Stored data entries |
┄┄┄┄┄┄┄┄┄┄┄┄┄┄┄┄┄┄┄┄

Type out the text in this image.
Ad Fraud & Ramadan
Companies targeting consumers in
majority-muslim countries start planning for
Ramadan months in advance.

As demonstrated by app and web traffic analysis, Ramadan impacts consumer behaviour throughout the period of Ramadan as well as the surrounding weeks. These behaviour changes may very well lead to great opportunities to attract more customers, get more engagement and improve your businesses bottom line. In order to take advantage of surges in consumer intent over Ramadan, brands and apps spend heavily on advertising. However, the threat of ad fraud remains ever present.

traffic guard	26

┄┄┄┄┄┄┄┄┄┄┄┄┄┄┄┄┄┄┄┄

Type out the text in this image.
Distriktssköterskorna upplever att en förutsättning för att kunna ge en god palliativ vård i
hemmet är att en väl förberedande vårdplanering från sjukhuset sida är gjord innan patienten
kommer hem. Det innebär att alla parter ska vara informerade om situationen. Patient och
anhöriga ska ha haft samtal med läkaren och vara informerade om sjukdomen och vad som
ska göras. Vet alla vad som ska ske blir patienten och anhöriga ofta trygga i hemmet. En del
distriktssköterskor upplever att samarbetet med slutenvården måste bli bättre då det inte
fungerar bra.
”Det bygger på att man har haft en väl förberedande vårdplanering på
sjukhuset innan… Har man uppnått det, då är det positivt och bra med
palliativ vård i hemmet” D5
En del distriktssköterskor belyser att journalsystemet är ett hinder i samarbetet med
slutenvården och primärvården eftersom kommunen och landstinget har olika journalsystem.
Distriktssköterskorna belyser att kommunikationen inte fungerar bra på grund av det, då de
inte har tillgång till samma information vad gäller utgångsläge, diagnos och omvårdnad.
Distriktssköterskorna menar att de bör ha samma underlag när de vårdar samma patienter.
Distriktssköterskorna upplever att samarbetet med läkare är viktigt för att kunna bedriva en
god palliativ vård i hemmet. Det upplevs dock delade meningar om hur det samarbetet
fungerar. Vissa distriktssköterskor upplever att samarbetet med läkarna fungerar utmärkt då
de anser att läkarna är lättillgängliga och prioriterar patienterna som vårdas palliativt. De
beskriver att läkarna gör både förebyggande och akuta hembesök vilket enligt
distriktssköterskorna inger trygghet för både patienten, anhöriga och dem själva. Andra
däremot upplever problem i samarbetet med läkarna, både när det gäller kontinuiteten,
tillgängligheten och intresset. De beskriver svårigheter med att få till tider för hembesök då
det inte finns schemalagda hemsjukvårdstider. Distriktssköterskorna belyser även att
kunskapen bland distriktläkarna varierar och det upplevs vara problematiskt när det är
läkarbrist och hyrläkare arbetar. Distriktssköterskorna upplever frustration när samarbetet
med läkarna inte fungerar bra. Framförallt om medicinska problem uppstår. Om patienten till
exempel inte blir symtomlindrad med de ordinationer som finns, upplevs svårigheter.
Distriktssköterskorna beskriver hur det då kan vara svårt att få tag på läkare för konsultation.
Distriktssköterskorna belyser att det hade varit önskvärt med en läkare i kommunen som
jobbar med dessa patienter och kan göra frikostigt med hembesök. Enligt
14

┄┄┄┄┄┄┄┄┄┄┄┄┄┄┄┄┄┄┄┄

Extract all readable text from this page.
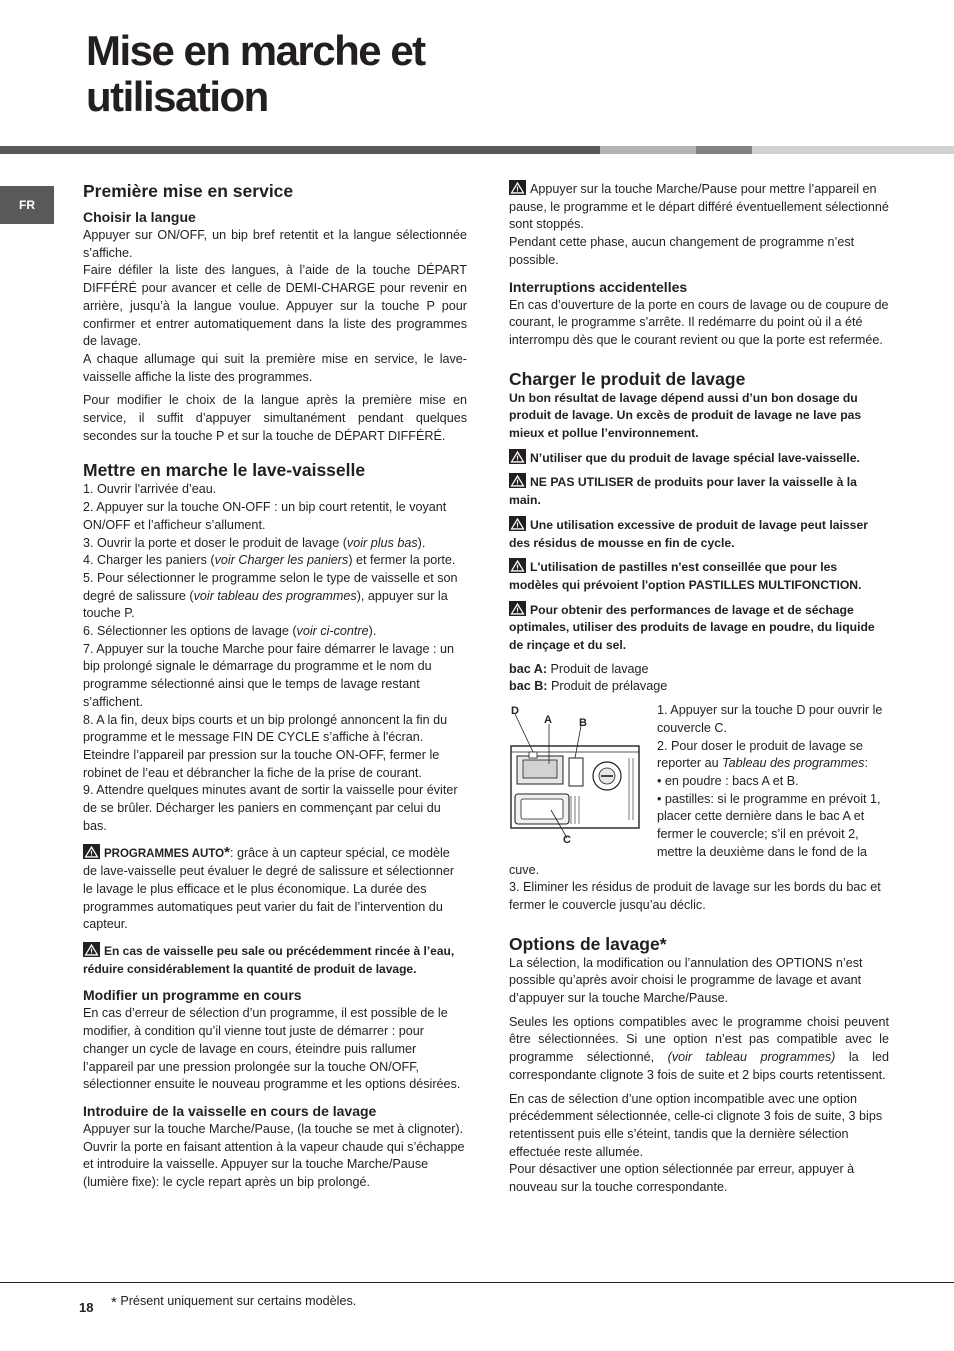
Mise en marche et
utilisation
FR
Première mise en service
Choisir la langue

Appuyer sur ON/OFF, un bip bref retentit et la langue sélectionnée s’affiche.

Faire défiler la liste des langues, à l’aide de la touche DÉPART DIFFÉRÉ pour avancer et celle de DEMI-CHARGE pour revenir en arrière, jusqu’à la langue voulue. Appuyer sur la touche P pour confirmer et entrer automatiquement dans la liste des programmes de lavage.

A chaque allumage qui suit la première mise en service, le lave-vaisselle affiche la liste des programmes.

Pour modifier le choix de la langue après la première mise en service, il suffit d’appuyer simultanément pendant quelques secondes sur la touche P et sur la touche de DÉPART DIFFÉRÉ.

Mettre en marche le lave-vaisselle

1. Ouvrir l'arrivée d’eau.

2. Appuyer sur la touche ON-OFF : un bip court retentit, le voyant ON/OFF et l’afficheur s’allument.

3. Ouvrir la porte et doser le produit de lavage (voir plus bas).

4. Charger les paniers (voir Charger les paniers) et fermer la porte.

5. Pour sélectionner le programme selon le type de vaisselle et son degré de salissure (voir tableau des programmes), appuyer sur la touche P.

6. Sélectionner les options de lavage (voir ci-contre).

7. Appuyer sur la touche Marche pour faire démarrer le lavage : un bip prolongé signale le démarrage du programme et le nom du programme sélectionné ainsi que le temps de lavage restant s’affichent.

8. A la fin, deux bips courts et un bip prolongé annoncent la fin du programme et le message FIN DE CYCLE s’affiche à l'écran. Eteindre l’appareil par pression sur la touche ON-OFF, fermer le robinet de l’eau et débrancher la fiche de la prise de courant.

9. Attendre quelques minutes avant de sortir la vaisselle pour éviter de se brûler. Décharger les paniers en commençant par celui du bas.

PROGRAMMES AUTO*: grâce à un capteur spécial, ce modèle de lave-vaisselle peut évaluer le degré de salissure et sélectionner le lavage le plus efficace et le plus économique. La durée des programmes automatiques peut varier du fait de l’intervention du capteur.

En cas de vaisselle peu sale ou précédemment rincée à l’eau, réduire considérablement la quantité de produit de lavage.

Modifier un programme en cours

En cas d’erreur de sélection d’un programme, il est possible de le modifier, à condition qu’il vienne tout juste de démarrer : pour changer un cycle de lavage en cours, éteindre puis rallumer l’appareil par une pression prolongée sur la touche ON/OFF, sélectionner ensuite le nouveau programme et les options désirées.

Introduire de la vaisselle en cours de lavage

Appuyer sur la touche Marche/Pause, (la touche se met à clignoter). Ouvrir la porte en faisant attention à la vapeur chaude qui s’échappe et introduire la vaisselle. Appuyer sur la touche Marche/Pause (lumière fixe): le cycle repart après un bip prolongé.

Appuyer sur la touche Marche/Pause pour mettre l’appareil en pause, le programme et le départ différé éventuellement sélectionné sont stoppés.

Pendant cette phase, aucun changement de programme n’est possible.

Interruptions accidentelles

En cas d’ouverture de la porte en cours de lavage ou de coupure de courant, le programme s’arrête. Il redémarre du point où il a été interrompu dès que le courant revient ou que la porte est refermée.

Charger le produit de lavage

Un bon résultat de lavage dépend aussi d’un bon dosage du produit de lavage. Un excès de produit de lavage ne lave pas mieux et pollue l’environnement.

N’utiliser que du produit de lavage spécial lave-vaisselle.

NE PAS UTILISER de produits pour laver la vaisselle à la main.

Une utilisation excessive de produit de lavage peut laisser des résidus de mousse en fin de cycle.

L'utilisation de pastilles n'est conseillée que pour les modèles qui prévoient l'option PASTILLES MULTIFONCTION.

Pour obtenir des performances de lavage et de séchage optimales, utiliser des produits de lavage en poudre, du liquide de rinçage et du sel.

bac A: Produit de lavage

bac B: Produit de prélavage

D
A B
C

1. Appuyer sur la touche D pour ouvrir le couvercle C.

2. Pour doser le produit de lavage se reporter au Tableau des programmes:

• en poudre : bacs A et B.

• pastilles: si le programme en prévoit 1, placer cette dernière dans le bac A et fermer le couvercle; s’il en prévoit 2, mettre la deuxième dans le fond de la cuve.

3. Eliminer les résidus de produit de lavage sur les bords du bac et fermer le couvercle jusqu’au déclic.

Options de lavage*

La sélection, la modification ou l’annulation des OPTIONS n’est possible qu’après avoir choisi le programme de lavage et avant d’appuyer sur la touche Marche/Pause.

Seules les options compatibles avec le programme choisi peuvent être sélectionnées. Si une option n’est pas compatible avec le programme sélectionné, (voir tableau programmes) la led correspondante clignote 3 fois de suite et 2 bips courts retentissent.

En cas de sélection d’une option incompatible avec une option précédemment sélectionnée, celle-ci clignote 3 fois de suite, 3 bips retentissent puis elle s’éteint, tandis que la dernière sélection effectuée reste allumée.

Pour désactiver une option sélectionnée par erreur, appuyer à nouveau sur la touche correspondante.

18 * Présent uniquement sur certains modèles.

┄┄┄┄┄┄┄┄┄┄┄┄┄┄┄┄┄┄┄┄

Exercise task |
Gather from the data above every line with the string "innan".

Solution |
hemmet är att en väl förberedande vårdplanering från sjukhuset sida är gjord innan patienten
sjukhuset innan… Har man uppnått det, då är det positivt och bra med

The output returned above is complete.